• **WHAT NEEDS TO BE DONE**
Update the material below by changing every "bar" to "column", leaving everything else the same.

• **SUPPLIED MATERIAL**
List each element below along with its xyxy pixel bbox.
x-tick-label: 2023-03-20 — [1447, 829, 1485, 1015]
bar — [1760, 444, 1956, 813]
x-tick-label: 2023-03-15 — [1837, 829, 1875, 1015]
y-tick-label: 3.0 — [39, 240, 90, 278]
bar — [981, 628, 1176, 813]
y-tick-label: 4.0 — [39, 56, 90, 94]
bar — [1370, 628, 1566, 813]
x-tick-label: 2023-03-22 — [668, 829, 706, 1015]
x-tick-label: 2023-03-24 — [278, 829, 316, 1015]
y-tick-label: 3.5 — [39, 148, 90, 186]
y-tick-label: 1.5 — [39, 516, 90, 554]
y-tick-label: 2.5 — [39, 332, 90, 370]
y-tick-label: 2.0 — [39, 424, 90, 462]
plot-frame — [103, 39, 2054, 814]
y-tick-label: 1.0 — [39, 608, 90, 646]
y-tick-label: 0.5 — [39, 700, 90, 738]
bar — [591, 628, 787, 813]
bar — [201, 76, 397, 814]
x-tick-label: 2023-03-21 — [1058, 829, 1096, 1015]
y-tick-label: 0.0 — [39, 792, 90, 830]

• **FINAL RESULT**
List each element below along with its xyxy pixel bbox.
x-tick-label: 2023-03-20 — [1447, 829, 1485, 1015]
column — [1760, 444, 1956, 813]
x-tick-label: 2023-03-15 — [1837, 829, 1875, 1015]
y-tick-label: 3.0 — [39, 240, 90, 278]
column — [981, 628, 1176, 813]
y-tick-label: 4.0 — [39, 56, 90, 94]
column — [1370, 628, 1566, 813]
x-tick-label: 2023-03-22 — [668, 829, 706, 1015]
x-tick-label: 2023-03-24 — [278, 829, 316, 1015]
y-tick-label: 3.5 — [39, 148, 90, 186]
y-tick-label: 1.5 — [39, 516, 90, 554]
y-tick-label: 2.5 — [39, 332, 90, 370]
y-tick-label: 2.0 — [39, 424, 90, 462]
plot-frame — [103, 39, 2054, 814]
y-tick-label: 1.0 — [39, 608, 90, 646]
y-tick-label: 0.5 — [39, 700, 90, 738]
column — [591, 628, 787, 813]
column — [201, 76, 397, 814]
x-tick-label: 2023-03-21 — [1058, 829, 1096, 1015]
y-tick-label: 0.0 — [39, 792, 90, 830]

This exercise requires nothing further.